(Page transcription records)
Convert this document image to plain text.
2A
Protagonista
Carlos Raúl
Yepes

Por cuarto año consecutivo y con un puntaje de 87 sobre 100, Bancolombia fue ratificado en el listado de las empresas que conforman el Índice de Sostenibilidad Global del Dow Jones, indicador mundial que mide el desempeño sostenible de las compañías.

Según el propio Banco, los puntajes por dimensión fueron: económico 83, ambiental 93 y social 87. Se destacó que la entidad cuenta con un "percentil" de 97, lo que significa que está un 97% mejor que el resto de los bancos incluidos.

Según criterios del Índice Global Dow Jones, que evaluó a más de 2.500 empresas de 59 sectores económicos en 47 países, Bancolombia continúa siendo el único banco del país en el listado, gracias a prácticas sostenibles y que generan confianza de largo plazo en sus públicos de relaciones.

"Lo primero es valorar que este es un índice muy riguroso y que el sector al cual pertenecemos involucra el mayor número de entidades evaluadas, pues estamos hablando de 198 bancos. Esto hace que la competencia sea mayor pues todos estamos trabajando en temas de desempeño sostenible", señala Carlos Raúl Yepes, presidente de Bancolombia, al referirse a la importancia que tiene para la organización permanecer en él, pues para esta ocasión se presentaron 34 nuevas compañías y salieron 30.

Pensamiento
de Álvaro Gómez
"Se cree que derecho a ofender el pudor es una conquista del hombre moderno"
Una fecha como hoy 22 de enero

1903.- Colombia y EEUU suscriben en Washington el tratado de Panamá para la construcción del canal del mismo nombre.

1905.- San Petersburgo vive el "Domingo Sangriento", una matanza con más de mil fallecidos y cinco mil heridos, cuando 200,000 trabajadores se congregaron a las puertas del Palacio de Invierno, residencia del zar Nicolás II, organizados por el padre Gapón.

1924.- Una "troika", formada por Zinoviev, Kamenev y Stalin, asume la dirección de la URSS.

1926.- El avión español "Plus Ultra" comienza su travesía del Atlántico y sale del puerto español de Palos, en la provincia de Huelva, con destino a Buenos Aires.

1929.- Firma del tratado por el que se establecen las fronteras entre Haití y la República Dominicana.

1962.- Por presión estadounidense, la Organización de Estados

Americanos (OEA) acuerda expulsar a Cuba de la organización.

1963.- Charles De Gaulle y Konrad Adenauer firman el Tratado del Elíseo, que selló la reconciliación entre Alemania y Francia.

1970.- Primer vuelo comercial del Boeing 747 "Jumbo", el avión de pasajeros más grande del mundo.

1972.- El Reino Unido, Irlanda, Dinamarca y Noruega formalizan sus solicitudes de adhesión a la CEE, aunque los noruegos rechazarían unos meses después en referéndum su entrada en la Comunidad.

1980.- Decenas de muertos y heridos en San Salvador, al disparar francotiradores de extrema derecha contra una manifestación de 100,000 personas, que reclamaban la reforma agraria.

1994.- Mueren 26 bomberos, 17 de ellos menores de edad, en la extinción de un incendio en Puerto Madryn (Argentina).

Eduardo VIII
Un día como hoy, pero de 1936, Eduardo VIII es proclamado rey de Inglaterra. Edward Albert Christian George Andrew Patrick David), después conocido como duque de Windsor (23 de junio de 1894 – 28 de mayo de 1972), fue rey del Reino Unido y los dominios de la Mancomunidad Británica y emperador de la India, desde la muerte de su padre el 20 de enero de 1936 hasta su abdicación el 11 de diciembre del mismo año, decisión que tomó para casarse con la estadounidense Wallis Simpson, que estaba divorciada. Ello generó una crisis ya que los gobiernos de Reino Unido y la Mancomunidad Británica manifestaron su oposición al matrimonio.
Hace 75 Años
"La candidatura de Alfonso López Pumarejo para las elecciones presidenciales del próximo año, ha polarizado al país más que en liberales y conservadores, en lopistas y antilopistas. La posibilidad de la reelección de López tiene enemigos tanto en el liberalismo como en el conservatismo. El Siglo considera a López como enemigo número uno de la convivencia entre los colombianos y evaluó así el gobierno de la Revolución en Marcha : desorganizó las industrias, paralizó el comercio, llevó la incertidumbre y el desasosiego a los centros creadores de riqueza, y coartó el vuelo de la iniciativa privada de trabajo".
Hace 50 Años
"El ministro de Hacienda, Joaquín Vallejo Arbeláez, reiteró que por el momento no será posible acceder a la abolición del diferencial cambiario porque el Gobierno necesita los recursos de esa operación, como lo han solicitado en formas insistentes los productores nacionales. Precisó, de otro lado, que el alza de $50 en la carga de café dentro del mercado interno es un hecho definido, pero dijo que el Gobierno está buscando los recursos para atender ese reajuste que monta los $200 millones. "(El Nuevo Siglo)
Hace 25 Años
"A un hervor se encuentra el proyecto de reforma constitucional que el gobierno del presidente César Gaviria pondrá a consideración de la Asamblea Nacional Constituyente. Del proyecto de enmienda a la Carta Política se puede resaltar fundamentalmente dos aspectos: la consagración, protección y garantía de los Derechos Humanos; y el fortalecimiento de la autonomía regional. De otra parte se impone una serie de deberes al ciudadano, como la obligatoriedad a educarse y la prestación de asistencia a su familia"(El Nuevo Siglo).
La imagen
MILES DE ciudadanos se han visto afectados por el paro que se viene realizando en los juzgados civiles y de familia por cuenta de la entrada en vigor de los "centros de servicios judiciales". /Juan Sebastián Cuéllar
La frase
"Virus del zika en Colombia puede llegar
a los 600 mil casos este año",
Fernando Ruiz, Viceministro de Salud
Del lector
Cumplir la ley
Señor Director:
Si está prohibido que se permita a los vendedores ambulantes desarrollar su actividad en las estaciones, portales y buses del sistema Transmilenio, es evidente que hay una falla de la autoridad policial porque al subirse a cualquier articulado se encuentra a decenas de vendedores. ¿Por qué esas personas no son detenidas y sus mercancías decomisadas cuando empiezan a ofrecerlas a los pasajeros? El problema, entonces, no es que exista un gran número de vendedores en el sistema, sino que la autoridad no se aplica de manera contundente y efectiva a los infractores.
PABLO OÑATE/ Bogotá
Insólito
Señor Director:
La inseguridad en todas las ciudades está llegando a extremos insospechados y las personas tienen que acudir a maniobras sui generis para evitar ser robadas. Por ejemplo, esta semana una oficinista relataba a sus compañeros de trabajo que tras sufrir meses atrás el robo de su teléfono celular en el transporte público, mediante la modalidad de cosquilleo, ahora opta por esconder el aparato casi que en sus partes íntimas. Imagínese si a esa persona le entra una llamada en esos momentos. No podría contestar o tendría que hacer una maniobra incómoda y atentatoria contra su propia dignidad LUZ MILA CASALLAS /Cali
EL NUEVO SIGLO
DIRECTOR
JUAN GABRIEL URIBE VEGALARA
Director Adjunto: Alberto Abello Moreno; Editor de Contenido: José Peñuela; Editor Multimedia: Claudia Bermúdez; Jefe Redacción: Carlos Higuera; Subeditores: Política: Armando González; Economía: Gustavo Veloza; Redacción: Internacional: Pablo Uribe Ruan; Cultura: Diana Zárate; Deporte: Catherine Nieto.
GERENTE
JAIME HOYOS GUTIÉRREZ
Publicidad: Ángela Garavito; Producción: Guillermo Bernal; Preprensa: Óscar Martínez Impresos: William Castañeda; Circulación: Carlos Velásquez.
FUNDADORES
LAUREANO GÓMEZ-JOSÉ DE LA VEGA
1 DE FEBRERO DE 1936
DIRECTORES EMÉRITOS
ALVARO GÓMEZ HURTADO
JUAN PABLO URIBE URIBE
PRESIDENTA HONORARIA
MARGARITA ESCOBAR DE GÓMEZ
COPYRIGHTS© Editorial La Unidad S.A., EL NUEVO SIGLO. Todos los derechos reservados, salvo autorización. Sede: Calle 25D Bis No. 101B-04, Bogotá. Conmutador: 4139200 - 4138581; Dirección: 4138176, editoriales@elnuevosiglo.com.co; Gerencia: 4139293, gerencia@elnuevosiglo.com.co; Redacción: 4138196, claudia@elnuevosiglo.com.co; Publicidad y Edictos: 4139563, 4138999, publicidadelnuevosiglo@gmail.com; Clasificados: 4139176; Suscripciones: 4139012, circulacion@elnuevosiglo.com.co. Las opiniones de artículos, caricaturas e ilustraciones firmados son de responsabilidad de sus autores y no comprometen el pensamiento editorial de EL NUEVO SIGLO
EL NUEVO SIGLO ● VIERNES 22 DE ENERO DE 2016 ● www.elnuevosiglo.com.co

Problem: Scan the entries above for the word "Bancolombia", then copy every line in which it occurs.

Response:
Por cuarto año consecutivo y con un puntaje de 87 sobre 100, Bancolombia fue ratificado en el listado de las empresas que conforman el Índice de Sostenibilidad Global del Dow Jones, indicador mundial que mide el desempeño sostenible de las compañías.
Según criterios del Índice Global Dow Jones, que evaluó a más de 2.500 empresas de 59 sectores económicos en 47 países, Bancolombia continúa siendo el único banco del país en el listado, gracias a prácticas sostenibles y que generan confianza de largo plazo en sus públicos de relaciones.
"Lo primero es valorar que este es un índice muy riguroso y que el sector al cual pertenecemos involucra el mayor número de entidades evaluadas, pues estamos hablando de 198 bancos. Esto hace que la competencia sea mayor pues todos estamos trabajando en temas de desempeño sostenible", señala Carlos Raúl Yepes, presidente de Bancolombia, al referirse a la importancia que tiene para la organización permanecer en él, pues para esta ocasión se presentaron 34 nuevas compañías y salieron 30.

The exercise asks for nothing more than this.